Stored data entries
= = =

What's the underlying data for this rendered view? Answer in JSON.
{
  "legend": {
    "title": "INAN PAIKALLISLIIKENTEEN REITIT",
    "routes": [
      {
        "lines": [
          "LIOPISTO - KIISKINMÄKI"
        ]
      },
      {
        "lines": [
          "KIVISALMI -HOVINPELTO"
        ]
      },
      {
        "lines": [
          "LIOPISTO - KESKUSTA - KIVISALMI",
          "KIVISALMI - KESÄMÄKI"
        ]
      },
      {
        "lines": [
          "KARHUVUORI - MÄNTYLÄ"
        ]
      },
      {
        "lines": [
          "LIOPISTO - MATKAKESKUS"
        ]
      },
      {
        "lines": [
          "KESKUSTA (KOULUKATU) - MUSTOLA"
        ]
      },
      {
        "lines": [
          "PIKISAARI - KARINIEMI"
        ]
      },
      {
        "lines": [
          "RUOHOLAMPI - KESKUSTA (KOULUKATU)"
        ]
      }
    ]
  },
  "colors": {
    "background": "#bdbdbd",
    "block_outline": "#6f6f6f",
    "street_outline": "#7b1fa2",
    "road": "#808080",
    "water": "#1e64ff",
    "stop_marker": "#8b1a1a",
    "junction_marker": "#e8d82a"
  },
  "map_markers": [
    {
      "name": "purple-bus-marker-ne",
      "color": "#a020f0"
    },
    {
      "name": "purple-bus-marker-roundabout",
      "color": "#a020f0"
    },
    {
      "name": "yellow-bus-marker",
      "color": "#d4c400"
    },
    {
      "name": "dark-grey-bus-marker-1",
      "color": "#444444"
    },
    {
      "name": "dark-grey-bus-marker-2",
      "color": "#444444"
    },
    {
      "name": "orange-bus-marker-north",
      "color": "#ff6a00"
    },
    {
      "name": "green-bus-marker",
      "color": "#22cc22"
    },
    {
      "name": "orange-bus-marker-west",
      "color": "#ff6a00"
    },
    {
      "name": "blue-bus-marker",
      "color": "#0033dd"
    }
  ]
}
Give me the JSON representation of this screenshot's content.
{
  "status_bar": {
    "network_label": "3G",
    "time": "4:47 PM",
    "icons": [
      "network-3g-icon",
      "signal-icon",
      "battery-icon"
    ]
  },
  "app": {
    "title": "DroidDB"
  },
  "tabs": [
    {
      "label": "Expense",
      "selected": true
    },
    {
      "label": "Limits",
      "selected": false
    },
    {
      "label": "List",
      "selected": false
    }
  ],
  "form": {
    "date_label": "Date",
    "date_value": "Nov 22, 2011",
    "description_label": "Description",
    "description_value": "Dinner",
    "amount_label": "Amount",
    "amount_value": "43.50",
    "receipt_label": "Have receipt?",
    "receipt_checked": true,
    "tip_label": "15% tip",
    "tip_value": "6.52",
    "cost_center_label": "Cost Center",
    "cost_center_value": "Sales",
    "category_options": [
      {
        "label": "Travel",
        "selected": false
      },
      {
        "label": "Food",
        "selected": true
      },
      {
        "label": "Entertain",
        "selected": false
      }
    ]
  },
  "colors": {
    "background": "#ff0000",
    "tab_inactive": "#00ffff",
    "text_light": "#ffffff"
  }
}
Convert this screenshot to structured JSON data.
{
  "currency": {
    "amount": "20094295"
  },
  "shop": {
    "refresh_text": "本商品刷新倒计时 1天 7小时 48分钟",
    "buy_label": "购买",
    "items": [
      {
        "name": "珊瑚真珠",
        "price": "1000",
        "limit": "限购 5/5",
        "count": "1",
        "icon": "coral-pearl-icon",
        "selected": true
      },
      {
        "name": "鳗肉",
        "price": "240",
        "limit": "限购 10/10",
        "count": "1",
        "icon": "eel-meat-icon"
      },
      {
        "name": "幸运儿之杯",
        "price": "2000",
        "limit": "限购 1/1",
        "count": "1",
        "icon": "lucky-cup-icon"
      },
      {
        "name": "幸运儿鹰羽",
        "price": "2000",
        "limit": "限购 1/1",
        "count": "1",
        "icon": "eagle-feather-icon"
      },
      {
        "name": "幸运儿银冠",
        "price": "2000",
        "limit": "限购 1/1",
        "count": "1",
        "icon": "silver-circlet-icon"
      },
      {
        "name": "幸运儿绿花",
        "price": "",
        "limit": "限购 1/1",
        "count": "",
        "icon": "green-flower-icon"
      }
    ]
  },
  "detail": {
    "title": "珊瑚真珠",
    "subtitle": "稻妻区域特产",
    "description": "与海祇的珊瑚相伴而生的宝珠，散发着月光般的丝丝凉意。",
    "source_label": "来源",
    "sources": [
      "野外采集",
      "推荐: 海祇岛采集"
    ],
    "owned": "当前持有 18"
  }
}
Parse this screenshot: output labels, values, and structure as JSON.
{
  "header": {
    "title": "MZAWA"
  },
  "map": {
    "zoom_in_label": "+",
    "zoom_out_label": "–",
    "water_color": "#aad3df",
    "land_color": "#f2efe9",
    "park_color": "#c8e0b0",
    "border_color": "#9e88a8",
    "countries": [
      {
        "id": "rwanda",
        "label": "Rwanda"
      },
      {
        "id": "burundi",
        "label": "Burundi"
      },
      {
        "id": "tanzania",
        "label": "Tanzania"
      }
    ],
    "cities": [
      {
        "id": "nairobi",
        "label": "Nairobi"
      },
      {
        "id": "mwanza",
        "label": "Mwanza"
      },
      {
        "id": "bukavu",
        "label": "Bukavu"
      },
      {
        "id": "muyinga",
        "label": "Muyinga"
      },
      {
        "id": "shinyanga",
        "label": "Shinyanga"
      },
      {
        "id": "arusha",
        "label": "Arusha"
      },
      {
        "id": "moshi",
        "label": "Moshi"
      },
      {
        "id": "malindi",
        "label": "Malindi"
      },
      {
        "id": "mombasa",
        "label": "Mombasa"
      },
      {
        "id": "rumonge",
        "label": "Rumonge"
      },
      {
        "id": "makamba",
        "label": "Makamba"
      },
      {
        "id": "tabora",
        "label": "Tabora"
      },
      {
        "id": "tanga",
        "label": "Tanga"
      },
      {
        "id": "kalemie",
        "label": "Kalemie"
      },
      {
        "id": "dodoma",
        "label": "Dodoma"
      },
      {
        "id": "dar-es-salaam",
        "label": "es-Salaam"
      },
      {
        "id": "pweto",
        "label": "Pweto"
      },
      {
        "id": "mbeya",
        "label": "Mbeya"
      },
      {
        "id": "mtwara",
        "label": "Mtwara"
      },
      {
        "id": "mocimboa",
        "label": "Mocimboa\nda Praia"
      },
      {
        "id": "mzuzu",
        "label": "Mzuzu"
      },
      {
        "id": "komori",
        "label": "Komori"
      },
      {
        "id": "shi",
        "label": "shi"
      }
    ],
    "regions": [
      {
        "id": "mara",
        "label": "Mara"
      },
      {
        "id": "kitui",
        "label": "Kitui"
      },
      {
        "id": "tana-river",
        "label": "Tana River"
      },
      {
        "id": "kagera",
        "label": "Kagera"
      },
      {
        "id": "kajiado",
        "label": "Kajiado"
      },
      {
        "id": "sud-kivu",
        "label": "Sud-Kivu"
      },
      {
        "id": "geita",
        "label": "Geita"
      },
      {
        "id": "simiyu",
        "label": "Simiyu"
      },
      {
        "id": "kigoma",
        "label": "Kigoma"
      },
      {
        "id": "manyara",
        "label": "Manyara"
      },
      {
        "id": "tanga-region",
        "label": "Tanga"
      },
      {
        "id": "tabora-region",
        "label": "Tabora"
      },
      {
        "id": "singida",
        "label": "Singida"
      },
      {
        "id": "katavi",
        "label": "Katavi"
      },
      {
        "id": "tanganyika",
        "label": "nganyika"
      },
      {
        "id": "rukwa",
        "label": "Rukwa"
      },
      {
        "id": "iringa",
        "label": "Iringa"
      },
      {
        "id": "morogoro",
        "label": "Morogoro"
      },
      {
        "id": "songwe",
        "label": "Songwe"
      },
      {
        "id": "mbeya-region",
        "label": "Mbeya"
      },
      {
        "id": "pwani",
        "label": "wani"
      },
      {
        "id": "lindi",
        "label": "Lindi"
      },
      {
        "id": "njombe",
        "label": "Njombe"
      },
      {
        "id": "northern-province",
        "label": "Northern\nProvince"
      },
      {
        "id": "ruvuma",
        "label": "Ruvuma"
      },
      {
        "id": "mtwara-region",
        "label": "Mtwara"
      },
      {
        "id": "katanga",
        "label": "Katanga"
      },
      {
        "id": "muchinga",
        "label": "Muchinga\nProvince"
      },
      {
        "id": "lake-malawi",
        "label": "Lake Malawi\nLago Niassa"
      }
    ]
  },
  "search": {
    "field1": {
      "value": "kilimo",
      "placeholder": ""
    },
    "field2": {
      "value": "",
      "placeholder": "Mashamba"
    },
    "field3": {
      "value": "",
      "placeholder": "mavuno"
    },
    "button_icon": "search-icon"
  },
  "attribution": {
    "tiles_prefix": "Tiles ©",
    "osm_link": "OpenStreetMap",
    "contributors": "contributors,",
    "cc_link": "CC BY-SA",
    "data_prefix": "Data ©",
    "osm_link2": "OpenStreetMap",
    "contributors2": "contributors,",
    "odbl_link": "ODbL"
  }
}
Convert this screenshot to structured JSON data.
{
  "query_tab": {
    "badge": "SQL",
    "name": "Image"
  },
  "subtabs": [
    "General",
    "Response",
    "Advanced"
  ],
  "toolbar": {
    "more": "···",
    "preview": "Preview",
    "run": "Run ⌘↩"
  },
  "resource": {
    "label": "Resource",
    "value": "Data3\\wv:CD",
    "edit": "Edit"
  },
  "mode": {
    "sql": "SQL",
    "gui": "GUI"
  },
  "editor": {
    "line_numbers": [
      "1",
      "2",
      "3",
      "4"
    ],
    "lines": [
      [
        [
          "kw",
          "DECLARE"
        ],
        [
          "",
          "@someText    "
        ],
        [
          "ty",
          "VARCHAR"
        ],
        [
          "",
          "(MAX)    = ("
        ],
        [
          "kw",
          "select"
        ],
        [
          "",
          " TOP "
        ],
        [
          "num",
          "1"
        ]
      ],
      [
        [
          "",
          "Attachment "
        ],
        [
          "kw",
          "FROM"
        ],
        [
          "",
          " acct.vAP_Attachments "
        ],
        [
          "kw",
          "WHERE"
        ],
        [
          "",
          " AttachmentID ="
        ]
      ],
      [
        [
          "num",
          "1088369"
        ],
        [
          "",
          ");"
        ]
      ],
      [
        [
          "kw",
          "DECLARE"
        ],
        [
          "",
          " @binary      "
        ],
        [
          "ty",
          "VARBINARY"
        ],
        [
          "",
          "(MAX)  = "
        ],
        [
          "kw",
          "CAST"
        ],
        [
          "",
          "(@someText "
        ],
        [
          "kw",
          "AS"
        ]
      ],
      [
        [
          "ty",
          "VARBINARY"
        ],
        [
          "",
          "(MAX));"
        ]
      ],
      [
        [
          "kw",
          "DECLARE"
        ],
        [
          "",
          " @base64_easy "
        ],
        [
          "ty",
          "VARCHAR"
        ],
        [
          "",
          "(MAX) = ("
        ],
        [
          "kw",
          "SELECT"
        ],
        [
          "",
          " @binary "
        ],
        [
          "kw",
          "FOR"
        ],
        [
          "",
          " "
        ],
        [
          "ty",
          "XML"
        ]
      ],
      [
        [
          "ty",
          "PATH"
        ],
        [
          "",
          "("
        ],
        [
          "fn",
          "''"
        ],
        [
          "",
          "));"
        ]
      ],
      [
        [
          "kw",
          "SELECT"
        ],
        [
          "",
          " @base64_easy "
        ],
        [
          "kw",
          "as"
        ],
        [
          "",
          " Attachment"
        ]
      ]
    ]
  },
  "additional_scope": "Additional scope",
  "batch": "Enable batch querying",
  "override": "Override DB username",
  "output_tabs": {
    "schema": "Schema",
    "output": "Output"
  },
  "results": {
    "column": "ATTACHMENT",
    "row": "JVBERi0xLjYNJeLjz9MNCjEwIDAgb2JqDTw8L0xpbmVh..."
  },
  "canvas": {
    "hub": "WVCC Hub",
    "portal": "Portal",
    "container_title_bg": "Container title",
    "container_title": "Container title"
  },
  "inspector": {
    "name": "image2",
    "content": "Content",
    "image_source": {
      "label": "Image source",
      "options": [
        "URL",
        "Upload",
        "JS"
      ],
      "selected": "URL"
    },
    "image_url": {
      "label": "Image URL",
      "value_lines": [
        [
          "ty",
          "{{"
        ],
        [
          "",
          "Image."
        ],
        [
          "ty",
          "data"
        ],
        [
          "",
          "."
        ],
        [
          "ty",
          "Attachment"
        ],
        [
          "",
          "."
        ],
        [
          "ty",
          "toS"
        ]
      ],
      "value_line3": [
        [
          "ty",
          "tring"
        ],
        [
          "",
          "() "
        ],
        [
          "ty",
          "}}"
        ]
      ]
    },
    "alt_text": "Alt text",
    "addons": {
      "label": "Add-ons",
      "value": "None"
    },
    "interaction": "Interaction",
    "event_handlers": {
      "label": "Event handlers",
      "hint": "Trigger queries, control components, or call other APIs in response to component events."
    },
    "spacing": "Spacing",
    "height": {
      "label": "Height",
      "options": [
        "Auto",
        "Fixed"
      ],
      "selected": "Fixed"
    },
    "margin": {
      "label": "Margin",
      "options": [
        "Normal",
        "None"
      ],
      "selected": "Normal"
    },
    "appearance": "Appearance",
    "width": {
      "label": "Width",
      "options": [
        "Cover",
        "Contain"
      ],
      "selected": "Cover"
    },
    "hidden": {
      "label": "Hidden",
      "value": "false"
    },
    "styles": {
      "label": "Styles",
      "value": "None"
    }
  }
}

= = =

#### BRIEF
From the listing above, return each line with the word "KIVISALMI".

#### IN RESPONSE
          "KIVISALMI -HOVINPELTO"
          "LIOPISTO - KESKUSTA - KIVISALMI",
          "KIVISALMI - KESÄMÄKI"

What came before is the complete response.